Work to be completed:
Quote every line below exactly as it reads.

Entries with figure data:
— Begin —

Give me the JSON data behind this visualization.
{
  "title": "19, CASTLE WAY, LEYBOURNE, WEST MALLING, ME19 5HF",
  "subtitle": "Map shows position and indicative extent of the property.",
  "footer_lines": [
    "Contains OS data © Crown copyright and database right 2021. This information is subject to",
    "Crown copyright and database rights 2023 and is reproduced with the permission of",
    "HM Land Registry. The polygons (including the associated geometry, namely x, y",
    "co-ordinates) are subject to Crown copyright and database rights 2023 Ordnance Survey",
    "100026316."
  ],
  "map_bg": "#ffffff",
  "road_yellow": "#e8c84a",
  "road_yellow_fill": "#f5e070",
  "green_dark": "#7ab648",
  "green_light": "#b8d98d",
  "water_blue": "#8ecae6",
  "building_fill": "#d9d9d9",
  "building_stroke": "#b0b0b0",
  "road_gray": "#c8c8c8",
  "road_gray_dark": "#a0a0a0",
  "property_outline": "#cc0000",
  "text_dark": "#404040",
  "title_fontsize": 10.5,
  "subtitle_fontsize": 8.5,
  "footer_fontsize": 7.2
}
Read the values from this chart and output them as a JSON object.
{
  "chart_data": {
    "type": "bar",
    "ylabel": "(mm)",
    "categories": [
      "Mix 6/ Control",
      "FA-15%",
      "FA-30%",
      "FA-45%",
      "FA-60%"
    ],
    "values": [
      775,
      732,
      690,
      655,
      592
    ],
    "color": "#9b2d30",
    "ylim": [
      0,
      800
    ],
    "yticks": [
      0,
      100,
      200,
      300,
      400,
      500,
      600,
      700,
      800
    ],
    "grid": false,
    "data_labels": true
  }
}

— End —

Solution to this task:
Give me the JSON data behind this visualization.
{
  "title": "19, CASTLE WAY, LEYBOURNE, WEST MALLING, ME19 5HF",
  "subtitle": "Map shows position and indicative extent of the property.",
  "footer_lines": [
    "Contains OS data © Crown copyright and database right 2021. This information is subject to",
    "Crown copyright and database rights 2023 and is reproduced with the permission of",
    "HM Land Registry. The polygons (including the associated geometry, namely x, y",
    "co-ordinates) are subject to Crown copyright and database rights 2023 Ordnance Survey",
    "100026316."
  ],
  "map_bg": "#ffffff",
  "road_yellow": "#e8c84a",
  "road_yellow_fill": "#f5e070",
  "green_dark": "#7ab648",
  "green_light": "#b8d98d",
  "water_blue": "#8ecae6",
  "building_fill": "#d9d9d9",
  "building_stroke": "#b0b0b0",
  "road_gray": "#c8c8c8",
  "road_gray_dark": "#a0a0a0",
  "property_outline": "#cc0000",
  "text_dark": "#404040",
  "title_fontsize": 10.5,
  "subtitle_fontsize": 8.5,
  "footer_fontsize": 7.2
}
Read the values from this chart and output them as a JSON object.
{
  "chart_data": {
    "type": "bar",
    "ylabel": "(mm)",
    "categories": [
      "Mix 6/ Control",
      "FA-15%",
      "FA-30%",
      "FA-45%",
      "FA-60%"
    ],
    "values": [
      775,
      732,
      690,
      655,
      592
    ],
    "color": "#9b2d30",
    "ylim": [
      0,
      800
    ],
    "yticks": [
      0,
      100,
      200,
      300,
      400,
      500,
      600,
      700,
      800
    ],
    "grid": false,
    "data_labels": true
  }
}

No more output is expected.